_Data entries_
════════════════════

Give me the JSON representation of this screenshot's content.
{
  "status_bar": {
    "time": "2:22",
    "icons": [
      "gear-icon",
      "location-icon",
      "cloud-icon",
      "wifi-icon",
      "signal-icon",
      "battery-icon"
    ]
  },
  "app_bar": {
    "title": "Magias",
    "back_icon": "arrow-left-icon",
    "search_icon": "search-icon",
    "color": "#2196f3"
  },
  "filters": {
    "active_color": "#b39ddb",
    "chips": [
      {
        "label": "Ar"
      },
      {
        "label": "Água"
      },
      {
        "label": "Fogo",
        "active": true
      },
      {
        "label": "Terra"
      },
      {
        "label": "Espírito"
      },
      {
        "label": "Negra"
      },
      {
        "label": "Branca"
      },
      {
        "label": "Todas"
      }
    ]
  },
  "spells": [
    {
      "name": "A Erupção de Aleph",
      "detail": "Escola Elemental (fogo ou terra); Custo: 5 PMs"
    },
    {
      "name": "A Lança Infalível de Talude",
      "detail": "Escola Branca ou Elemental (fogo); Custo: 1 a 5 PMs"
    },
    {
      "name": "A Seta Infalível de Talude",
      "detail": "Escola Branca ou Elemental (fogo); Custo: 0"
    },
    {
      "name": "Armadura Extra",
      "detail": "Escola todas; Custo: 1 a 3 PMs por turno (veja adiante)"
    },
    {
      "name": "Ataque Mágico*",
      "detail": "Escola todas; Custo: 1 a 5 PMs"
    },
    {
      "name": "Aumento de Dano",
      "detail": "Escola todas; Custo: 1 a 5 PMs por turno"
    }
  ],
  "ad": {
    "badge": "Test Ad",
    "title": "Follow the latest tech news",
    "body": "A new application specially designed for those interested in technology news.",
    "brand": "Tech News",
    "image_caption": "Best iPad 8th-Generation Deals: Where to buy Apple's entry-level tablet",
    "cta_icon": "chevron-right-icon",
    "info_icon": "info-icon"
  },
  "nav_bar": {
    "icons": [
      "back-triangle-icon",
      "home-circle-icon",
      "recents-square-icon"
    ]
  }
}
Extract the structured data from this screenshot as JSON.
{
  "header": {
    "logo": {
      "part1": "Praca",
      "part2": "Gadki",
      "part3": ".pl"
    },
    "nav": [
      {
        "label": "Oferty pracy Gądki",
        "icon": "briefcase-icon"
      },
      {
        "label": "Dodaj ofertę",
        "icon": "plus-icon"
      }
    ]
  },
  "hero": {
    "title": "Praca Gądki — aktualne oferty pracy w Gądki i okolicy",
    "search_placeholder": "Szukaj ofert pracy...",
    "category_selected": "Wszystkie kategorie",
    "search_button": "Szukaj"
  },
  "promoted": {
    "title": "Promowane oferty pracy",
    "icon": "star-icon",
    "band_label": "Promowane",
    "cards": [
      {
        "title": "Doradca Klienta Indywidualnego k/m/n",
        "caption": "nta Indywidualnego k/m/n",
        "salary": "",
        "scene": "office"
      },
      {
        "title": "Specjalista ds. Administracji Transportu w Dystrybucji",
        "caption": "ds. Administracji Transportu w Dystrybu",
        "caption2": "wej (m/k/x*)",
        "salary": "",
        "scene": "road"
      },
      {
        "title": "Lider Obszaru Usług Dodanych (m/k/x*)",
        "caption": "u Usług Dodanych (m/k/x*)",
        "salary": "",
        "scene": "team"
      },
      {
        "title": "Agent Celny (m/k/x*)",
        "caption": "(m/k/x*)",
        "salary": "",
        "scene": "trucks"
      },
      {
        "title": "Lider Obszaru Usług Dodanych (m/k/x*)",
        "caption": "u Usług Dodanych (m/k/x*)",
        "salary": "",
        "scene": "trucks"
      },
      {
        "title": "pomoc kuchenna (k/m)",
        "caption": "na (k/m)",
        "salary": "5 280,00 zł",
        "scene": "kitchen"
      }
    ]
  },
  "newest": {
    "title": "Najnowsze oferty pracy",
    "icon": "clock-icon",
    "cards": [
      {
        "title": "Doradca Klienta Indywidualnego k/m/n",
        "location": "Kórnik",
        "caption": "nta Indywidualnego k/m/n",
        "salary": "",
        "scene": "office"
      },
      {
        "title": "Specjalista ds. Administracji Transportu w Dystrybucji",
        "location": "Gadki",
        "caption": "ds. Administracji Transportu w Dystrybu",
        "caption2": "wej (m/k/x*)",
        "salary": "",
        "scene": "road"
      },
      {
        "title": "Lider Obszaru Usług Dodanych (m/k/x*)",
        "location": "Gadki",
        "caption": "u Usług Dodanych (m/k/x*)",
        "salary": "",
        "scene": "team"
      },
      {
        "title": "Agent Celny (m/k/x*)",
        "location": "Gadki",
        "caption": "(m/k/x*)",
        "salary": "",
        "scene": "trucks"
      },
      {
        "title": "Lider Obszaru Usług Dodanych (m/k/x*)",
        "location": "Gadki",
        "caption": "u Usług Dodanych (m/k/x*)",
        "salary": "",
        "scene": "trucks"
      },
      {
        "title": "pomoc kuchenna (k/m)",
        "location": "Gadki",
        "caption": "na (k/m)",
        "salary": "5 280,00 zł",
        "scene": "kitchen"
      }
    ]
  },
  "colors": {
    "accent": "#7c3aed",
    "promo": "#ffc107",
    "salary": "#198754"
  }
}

════════════════════

_WHAT IS NEEDED_
Write the data out again in full and exactly.

_CORRECT RESPONSE_
Give me the JSON representation of this screenshot's content.
{
  "status_bar": {
    "time": "2:22",
    "icons": [
      "gear-icon",
      "location-icon",
      "cloud-icon",
      "wifi-icon",
      "signal-icon",
      "battery-icon"
    ]
  },
  "app_bar": {
    "title": "Magias",
    "back_icon": "arrow-left-icon",
    "search_icon": "search-icon",
    "color": "#2196f3"
  },
  "filters": {
    "active_color": "#b39ddb",
    "chips": [
      {
        "label": "Ar"
      },
      {
        "label": "Água"
      },
      {
        "label": "Fogo",
        "active": true
      },
      {
        "label": "Terra"
      },
      {
        "label": "Espírito"
      },
      {
        "label": "Negra"
      },
      {
        "label": "Branca"
      },
      {
        "label": "Todas"
      }
    ]
  },
  "spells": [
    {
      "name": "A Erupção de Aleph",
      "detail": "Escola Elemental (fogo ou terra); Custo: 5 PMs"
    },
    {
      "name": "A Lança Infalível de Talude",
      "detail": "Escola Branca ou Elemental (fogo); Custo: 1 a 5 PMs"
    },
    {
      "name": "A Seta Infalível de Talude",
      "detail": "Escola Branca ou Elemental (fogo); Custo: 0"
    },
    {
      "name": "Armadura Extra",
      "detail": "Escola todas; Custo: 1 a 3 PMs por turno (veja adiante)"
    },
    {
      "name": "Ataque Mágico*",
      "detail": "Escola todas; Custo: 1 a 5 PMs"
    },
    {
      "name": "Aumento de Dano",
      "detail": "Escola todas; Custo: 1 a 5 PMs por turno"
    }
  ],
  "ad": {
    "badge": "Test Ad",
    "title": "Follow the latest tech news",
    "body": "A new application specially designed for those interested in technology news.",
    "brand": "Tech News",
    "image_caption": "Best iPad 8th-Generation Deals: Where to buy Apple's entry-level tablet",
    "cta_icon": "chevron-right-icon",
    "info_icon": "info-icon"
  },
  "nav_bar": {
    "icons": [
      "back-triangle-icon",
      "home-circle-icon",
      "recents-square-icon"
    ]
  }
}
Extract the structured data from this screenshot as JSON.
{
  "header": {
    "logo": {
      "part1": "Praca",
      "part2": "Gadki",
      "part3": ".pl"
    },
    "nav": [
      {
        "label": "Oferty pracy Gądki",
        "icon": "briefcase-icon"
      },
      {
        "label": "Dodaj ofertę",
        "icon": "plus-icon"
      }
    ]
  },
  "hero": {
    "title": "Praca Gądki — aktualne oferty pracy w Gądki i okolicy",
    "search_placeholder": "Szukaj ofert pracy...",
    "category_selected": "Wszystkie kategorie",
    "search_button": "Szukaj"
  },
  "promoted": {
    "title": "Promowane oferty pracy",
    "icon": "star-icon",
    "band_label": "Promowane",
    "cards": [
      {
        "title": "Doradca Klienta Indywidualnego k/m/n",
        "caption": "nta Indywidualnego k/m/n",
        "salary": "",
        "scene": "office"
      },
      {
        "title": "Specjalista ds. Administracji Transportu w Dystrybucji",
        "caption": "ds. Administracji Transportu w Dystrybu",
        "caption2": "wej (m/k/x*)",
        "salary": "",
        "scene": "road"
      },
      {
        "title": "Lider Obszaru Usług Dodanych (m/k/x*)",
        "caption": "u Usług Dodanych (m/k/x*)",
        "salary": "",
        "scene": "team"
      },
      {
        "title": "Agent Celny (m/k/x*)",
        "caption": "(m/k/x*)",
        "salary": "",
        "scene": "trucks"
      },
      {
        "title": "Lider Obszaru Usług Dodanych (m/k/x*)",
        "caption": "u Usług Dodanych (m/k/x*)",
        "salary": "",
        "scene": "trucks"
      },
      {
        "title": "pomoc kuchenna (k/m)",
        "caption": "na (k/m)",
        "salary": "5 280,00 zł",
        "scene": "kitchen"
      }
    ]
  },
  "newest": {
    "title": "Najnowsze oferty pracy",
    "icon": "clock-icon",
    "cards": [
      {
        "title": "Doradca Klienta Indywidualnego k/m/n",
        "location": "Kórnik",
        "caption": "nta Indywidualnego k/m/n",
        "salary": "",
        "scene": "office"
      },
      {
        "title": "Specjalista ds. Administracji Transportu w Dystrybucji",
        "location": "Gadki",
        "caption": "ds. Administracji Transportu w Dystrybu",
        "caption2": "wej (m/k/x*)",
        "salary": "",
        "scene": "road"
      },
      {
        "title": "Lider Obszaru Usług Dodanych (m/k/x*)",
        "location": "Gadki",
        "caption": "u Usług Dodanych (m/k/x*)",
        "salary": "",
        "scene": "team"
      },
      {
        "title": "Agent Celny (m/k/x*)",
        "location": "Gadki",
        "caption": "(m/k/x*)",
        "salary": "",
        "scene": "trucks"
      },
      {
        "title": "Lider Obszaru Usług Dodanych (m/k/x*)",
        "location": "Gadki",
        "caption": "u Usług Dodanych (m/k/x*)",
        "salary": "",
        "scene": "trucks"
      },
      {
        "title": "pomoc kuchenna (k/m)",
        "location": "Gadki",
        "caption": "na (k/m)",
        "salary": "5 280,00 zł",
        "scene": "kitchen"
      }
    ]
  },
  "colors": {
    "accent": "#7c3aed",
    "promo": "#ffc107",
    "salary": "#198754"
  }
}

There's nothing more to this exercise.